━━━ Selected extract

Nebraska’s climate baffles me.
There’s such variety – for whatever local weather the Panhandle experiences, the Sandhills, the far northeastern corner of the state (Sioux Empire? Siouxland?), “God’s Country,” Omaha, and Lincoln can get vastly different outcomes.
Not exactly sure what’s going on with that strip of land on the former side of the Kansas-Nebraska state line. Hopefully it’s some kind of irredentism on the part of Nebraska, perhaps a legal fiction held over from the time Nebraska “sank in hell.”
It’s the First of March, and we have muddled through February without much bad weather to speak of…Other than the bad weather we’re probably having every day without a frost in February. In fact, it’s been quite nice.
Stupidly nice on weekends, actually. October nice. Just…with a leading edge of warmth, not chill.
As the weather warms up and Spring rises through our feet with a shudder, it’s time to consider again cooking en plein air.

━━━━━━
━━━ Information provided

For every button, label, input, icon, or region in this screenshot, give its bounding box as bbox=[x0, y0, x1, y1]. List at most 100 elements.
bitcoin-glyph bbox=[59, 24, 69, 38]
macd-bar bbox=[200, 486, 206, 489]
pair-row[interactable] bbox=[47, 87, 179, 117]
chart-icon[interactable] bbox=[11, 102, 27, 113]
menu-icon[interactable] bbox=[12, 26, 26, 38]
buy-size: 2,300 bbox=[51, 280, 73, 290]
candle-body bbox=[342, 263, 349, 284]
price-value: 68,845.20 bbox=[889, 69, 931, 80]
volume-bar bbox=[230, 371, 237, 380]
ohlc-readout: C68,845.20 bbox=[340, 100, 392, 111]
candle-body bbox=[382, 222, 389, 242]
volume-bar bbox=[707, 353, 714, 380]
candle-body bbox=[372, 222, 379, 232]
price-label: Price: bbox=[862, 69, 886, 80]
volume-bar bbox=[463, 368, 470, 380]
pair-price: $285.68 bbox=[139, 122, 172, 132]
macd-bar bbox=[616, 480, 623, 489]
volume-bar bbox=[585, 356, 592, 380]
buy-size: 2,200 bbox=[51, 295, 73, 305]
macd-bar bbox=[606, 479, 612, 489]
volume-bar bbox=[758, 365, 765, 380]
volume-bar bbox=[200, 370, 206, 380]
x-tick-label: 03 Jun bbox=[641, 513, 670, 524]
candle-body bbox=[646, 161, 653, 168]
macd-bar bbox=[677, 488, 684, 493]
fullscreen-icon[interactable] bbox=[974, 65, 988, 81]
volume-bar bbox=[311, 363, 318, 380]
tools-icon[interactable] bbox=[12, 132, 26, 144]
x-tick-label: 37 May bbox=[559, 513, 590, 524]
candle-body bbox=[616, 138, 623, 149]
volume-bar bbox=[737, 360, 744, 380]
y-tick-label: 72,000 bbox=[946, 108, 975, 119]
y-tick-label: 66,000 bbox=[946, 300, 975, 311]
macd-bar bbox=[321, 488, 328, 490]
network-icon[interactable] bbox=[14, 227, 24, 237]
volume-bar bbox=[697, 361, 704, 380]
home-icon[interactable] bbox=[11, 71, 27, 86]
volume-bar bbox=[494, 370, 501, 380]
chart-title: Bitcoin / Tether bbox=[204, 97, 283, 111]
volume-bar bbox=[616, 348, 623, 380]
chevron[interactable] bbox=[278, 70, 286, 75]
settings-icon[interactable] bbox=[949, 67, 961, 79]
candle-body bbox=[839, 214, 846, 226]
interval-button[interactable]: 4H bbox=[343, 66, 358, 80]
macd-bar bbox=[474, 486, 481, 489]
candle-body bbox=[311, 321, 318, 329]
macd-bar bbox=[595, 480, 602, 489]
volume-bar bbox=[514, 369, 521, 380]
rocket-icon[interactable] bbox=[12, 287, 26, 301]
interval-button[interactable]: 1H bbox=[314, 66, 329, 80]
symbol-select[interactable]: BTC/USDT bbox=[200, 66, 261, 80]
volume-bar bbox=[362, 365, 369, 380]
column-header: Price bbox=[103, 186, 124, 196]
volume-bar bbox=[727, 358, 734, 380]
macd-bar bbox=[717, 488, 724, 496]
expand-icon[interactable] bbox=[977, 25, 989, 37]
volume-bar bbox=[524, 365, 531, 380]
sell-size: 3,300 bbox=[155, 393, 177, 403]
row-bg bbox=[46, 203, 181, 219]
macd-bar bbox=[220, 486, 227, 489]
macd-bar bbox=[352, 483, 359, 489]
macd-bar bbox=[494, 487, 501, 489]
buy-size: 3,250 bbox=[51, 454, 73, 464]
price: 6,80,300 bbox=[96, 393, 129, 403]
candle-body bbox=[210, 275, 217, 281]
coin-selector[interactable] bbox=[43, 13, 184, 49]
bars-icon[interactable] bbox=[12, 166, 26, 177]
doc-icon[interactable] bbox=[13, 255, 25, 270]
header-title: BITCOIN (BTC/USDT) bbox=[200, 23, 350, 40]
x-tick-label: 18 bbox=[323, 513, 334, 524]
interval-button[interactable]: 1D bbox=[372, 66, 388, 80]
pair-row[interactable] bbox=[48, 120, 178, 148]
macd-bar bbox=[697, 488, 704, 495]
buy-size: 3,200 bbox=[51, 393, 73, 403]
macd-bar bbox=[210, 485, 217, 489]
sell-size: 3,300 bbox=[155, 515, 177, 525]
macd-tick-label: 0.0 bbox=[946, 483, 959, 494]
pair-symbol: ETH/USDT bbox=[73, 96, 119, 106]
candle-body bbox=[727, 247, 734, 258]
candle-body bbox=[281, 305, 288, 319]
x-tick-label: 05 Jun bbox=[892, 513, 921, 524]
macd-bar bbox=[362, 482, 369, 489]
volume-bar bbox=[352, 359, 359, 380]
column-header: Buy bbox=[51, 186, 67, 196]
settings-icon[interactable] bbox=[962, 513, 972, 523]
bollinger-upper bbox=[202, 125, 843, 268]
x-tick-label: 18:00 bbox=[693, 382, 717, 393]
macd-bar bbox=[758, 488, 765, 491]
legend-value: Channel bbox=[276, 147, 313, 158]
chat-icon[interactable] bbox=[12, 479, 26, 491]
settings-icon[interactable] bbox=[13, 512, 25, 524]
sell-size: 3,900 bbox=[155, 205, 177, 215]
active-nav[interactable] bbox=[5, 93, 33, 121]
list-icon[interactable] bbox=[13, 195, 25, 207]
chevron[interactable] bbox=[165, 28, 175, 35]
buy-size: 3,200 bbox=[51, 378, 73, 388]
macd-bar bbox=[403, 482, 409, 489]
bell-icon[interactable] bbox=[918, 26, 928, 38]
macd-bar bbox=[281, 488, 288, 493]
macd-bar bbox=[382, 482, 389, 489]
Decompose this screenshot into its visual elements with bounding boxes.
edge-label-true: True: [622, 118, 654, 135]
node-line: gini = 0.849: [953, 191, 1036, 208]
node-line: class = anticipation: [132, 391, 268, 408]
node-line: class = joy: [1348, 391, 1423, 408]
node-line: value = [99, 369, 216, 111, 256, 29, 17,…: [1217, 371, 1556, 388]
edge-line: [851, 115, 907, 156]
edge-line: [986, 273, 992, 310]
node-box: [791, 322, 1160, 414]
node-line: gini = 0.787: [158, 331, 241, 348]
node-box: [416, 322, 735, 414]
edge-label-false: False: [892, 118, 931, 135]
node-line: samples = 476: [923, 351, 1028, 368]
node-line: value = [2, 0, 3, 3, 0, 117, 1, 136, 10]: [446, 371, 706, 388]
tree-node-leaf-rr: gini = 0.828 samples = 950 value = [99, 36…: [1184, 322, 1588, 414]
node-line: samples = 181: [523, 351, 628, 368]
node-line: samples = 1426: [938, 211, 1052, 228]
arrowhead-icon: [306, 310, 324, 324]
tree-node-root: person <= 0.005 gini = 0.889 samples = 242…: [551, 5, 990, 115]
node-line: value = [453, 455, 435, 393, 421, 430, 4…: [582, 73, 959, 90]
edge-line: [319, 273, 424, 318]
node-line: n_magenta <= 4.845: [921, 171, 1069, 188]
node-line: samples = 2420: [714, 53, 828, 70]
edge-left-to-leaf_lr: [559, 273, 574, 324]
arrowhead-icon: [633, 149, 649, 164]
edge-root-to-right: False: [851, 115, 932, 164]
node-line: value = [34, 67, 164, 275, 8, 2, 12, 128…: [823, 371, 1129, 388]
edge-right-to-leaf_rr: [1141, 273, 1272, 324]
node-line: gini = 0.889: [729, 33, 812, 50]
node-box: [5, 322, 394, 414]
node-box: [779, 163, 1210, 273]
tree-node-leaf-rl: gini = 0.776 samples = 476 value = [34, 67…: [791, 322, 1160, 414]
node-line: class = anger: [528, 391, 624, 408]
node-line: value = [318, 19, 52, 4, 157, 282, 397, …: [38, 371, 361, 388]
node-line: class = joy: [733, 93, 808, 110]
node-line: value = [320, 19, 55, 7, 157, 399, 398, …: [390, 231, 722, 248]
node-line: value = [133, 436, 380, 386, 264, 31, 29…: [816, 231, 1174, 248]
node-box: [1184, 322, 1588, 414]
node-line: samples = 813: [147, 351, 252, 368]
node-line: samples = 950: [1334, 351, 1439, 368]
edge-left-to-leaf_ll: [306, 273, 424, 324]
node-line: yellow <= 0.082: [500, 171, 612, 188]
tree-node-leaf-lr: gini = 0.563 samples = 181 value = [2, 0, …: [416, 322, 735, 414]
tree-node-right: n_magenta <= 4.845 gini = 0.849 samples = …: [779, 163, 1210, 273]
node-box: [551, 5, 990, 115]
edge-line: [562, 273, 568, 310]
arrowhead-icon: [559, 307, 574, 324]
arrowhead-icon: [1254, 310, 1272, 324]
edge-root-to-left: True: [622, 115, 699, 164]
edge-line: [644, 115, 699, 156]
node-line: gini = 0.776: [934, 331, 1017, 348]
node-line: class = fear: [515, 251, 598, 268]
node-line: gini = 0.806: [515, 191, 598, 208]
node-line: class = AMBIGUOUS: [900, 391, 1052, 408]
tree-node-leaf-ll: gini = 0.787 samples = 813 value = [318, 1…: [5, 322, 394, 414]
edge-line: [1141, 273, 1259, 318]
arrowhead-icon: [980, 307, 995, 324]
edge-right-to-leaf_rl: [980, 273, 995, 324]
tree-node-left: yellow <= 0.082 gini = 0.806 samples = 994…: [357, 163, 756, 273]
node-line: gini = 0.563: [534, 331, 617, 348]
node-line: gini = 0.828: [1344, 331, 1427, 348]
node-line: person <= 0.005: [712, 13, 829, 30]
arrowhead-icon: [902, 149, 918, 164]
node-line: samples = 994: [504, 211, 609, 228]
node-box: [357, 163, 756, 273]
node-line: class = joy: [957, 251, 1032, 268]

━━━━━━

Directions:
1 – Answer these from the piece on Nebraska's climate:
(a) On what date does the writer say it is?
(b) Weekends have been nice enough to match which month?
(c) With Spring arriving, what does the writer say it is time to consider again?
2 – Pick up the piece on Nebraska's climate after its last sentence and carry it forward.

Responses for each task:
1 –
(a) The First of March.
(b) October.
(c) Cooking en plein air.

2 –
Late last October, in the warm and heady labour of watching the Mets’ surprise World Series run, Kellie and I secured Cyrus in his car seat, stowed Lola (our family rescue pup of 5 years this April!) in the cargo hold of our 2002 Subaru Outback, and made for Sioux Falls, South Dakota – our first trip out of Nebraska since moving from the East Coast in August.
This is precisely how we do – and we’ve done it like so for pretty much as long as Kel and I have lived together, so going on 6 years now! We’ll just up and drive from Central Jersey to Bethlehem, PA for the best Italian fare in the Lehigh Valley for certain, possibly ever (by our count…seriously); to my family’s old vacation spot in Lake George, upstate New York; Portland, Maine from our old triple-decker in Somerville; Kansas City, MO; Manhattan, and northeastern Kansas from our new base of operations in Lincoln.
Having 2-year old Cy onboard giggling away and coloring in his car seat has made these kinds of trips a lot easier and more pleasant; all too many drives out of Boston last year were spent listening to his frustrated wails of betrayal and milkthirst echo throughout the state of Connecticut…Or, worse yet, while sitting in bumper to bumper traffic in the dilapidated brick conduits of the Cross-Bronx Expressway, en route to visit my folks outside of Toms River, NJ.
Perhaps that day will return in Cyrus’s third year…when we drive to Winnipeg and never look back.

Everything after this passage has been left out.